• _EXCERPTED DATA_

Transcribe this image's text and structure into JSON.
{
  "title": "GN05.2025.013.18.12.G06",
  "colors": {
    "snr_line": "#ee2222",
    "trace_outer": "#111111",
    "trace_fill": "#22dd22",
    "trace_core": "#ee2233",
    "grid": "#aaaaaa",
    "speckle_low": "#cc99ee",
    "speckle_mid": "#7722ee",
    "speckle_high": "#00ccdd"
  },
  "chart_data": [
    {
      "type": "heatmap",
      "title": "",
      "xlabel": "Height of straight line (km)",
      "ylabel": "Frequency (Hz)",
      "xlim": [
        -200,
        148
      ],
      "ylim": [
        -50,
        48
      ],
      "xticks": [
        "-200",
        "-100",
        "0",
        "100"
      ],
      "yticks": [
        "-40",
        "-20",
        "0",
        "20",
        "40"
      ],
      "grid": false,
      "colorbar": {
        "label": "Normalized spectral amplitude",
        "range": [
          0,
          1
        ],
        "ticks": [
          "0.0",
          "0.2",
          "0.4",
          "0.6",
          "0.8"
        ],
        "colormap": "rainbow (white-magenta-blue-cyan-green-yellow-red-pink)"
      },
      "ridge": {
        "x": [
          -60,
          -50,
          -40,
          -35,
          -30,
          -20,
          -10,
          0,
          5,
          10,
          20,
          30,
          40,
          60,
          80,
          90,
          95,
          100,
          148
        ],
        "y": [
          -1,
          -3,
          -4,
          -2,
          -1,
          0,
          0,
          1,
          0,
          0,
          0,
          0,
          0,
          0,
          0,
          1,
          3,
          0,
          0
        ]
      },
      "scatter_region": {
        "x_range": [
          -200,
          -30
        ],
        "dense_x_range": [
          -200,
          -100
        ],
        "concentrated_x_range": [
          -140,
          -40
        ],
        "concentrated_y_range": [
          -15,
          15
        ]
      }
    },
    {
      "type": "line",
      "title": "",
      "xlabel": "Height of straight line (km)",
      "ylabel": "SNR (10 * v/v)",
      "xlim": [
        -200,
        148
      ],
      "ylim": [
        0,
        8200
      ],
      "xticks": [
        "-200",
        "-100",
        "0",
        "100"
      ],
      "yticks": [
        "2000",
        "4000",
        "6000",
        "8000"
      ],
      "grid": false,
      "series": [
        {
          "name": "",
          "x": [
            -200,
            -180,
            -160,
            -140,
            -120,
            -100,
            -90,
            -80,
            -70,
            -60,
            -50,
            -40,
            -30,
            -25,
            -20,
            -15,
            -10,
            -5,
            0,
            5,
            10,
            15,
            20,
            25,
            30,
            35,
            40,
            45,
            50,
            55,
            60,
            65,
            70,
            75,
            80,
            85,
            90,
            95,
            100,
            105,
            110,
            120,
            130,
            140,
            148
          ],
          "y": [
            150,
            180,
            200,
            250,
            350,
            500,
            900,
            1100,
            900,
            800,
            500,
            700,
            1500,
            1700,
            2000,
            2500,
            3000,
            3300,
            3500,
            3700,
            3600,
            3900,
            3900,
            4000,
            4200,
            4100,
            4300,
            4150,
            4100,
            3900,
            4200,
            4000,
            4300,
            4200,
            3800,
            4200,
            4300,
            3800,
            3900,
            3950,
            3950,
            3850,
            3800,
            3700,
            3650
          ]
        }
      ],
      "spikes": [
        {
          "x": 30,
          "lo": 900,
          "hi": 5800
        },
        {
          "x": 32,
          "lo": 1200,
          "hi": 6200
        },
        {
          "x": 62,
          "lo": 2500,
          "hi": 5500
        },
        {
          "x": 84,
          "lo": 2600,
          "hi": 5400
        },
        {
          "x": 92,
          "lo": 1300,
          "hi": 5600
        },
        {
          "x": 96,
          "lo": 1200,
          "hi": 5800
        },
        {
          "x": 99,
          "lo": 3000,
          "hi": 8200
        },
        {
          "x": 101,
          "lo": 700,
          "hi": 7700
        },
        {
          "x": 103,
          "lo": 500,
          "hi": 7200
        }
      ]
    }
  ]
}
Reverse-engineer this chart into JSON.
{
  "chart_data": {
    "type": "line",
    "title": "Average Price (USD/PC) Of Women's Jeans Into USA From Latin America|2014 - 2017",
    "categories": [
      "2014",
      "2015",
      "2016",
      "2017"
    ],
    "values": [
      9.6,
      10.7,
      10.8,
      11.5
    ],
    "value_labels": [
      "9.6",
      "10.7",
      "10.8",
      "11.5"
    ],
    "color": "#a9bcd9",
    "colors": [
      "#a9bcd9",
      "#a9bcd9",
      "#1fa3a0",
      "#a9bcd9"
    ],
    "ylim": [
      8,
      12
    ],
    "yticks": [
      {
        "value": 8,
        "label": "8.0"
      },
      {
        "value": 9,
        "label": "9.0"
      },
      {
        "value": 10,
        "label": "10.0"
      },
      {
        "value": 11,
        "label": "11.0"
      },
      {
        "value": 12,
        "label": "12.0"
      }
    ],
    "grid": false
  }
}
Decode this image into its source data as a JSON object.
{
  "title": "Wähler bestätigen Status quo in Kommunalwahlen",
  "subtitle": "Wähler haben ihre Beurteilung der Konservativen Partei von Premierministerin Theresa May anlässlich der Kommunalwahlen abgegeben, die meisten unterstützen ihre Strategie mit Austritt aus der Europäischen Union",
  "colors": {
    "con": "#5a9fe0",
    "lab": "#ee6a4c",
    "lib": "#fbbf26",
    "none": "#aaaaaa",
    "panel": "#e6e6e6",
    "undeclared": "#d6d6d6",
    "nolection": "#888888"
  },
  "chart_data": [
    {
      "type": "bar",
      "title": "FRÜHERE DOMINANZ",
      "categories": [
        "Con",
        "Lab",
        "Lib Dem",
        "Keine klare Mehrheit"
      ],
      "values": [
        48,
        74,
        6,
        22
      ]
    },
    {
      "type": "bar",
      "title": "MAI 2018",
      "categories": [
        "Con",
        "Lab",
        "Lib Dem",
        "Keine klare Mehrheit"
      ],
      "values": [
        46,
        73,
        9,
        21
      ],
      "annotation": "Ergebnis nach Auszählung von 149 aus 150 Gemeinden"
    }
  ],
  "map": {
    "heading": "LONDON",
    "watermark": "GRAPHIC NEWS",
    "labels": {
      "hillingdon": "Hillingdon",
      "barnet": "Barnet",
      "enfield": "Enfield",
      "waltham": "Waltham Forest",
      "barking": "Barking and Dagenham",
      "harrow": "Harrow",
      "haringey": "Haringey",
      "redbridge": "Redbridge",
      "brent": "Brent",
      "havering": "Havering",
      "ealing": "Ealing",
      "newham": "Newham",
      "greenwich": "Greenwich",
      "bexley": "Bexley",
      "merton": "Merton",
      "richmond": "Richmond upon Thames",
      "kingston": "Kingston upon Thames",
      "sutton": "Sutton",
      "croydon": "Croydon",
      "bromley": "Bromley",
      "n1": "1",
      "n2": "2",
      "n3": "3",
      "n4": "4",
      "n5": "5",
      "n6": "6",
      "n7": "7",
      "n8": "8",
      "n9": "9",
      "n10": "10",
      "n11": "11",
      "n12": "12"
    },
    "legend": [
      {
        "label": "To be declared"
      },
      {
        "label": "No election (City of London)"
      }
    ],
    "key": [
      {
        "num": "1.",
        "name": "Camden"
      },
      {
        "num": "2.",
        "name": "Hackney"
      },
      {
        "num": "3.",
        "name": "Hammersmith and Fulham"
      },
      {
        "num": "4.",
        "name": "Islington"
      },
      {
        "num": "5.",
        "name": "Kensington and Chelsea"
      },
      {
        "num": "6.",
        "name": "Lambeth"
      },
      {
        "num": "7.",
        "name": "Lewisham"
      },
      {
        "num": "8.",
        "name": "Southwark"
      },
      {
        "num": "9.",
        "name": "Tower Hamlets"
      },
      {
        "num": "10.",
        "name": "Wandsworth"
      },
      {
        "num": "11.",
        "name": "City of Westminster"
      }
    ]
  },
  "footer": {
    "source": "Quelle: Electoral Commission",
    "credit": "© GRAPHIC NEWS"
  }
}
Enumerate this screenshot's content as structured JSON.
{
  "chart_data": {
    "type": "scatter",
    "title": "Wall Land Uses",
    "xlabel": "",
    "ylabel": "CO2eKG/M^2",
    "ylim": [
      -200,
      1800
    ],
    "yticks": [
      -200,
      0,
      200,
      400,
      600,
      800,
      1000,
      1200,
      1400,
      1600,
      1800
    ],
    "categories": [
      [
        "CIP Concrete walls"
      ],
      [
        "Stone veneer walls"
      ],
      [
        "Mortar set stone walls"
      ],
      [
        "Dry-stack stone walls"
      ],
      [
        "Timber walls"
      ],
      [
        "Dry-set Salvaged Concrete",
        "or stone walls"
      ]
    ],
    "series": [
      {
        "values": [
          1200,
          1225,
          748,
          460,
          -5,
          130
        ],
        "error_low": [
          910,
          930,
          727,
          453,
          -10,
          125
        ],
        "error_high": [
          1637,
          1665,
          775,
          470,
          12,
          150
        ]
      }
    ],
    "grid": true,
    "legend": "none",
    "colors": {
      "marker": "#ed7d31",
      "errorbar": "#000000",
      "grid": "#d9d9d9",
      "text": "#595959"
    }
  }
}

• _SHORT PROBLEM_
Identify and extract each line of the listing that contains "upon".

• _EXERCISE RESPONSE_
      "richmond": "Richmond upon Thames",
      "kingston": "Kingston upon Thames",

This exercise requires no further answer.